_Given instruction:_
Show all lines that include the string "this"; copy each one.

_Record list:_
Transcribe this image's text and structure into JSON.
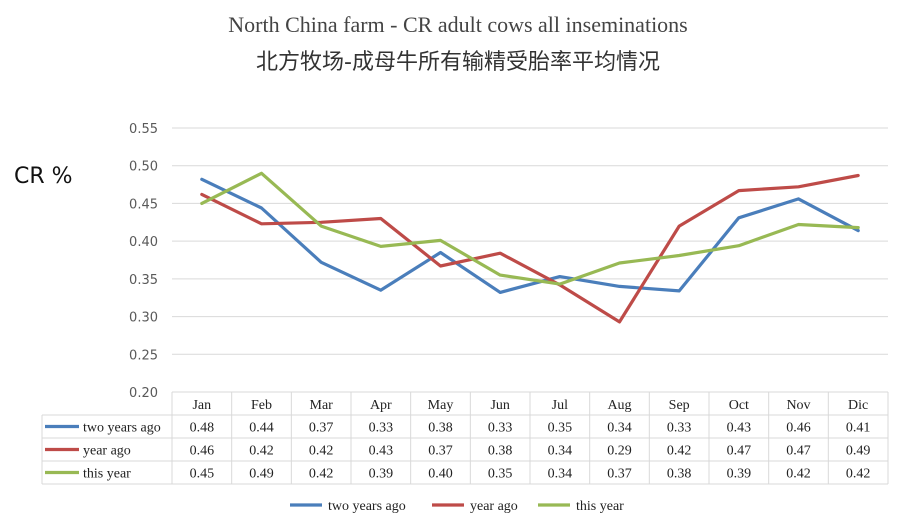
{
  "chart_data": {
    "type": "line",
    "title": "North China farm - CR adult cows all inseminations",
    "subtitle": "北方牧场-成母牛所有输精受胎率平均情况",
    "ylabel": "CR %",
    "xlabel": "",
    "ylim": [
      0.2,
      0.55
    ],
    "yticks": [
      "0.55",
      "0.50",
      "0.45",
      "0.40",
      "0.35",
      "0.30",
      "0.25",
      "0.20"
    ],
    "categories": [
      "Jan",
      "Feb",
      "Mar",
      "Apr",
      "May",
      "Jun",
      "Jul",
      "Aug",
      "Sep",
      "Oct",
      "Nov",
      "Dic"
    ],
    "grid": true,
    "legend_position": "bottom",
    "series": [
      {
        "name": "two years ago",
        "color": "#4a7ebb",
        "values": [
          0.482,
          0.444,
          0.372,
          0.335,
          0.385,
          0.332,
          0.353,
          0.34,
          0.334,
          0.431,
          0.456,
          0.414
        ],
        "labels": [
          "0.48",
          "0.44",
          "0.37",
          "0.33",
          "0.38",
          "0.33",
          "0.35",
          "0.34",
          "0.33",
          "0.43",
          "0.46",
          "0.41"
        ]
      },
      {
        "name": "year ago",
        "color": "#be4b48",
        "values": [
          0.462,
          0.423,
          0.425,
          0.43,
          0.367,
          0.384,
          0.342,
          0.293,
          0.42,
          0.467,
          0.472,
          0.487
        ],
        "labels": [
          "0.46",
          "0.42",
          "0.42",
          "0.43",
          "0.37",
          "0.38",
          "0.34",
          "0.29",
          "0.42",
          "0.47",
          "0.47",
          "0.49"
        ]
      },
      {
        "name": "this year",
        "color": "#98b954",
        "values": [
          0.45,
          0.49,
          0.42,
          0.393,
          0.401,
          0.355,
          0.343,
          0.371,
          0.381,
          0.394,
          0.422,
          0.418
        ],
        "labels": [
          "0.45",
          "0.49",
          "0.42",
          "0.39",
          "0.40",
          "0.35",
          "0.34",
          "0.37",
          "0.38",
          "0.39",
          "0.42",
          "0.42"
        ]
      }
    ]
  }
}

* * *

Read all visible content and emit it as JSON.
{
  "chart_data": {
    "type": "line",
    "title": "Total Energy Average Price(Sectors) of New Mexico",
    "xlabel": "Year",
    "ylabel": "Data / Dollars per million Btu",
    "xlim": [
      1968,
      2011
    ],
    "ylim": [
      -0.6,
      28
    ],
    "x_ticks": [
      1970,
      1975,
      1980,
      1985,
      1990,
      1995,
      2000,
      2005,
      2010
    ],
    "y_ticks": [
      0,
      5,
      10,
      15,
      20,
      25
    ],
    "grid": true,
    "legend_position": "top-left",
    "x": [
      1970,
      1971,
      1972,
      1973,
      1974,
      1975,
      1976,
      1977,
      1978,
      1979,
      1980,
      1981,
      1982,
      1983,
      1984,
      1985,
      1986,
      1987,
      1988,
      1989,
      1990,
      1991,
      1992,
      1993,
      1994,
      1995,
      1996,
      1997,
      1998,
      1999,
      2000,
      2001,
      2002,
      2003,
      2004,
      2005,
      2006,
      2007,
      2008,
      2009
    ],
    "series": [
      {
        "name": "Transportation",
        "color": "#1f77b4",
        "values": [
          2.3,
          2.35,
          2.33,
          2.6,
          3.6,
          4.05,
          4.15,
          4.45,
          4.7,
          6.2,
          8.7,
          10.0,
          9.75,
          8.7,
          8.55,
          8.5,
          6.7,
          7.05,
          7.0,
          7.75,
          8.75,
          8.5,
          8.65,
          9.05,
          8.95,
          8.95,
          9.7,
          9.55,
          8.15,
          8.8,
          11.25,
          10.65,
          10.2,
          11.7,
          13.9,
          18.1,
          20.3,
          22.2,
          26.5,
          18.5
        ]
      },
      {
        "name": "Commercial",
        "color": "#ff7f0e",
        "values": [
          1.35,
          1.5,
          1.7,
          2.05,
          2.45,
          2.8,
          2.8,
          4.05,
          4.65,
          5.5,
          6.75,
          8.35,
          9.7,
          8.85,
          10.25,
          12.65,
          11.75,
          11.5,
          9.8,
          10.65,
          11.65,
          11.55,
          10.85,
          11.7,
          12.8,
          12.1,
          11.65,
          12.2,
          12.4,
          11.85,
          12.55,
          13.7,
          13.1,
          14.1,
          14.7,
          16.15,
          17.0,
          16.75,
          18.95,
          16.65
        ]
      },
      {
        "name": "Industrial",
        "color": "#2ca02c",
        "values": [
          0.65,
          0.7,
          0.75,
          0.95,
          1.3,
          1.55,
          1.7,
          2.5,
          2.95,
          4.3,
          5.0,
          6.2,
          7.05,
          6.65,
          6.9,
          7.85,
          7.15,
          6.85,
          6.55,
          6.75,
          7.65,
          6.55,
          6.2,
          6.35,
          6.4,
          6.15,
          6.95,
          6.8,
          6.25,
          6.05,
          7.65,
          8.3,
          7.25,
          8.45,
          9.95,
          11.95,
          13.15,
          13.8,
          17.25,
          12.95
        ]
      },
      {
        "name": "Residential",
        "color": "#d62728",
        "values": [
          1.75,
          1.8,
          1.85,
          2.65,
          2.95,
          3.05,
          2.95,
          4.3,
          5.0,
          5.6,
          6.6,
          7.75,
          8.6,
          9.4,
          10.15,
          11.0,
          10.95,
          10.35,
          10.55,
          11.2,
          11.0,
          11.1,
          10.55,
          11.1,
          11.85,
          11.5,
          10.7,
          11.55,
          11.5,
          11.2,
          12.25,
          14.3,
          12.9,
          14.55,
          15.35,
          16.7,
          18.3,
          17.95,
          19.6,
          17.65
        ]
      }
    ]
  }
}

_Right answer:_
Transcribe this image's text and structure into JSON.
        "name": "this year",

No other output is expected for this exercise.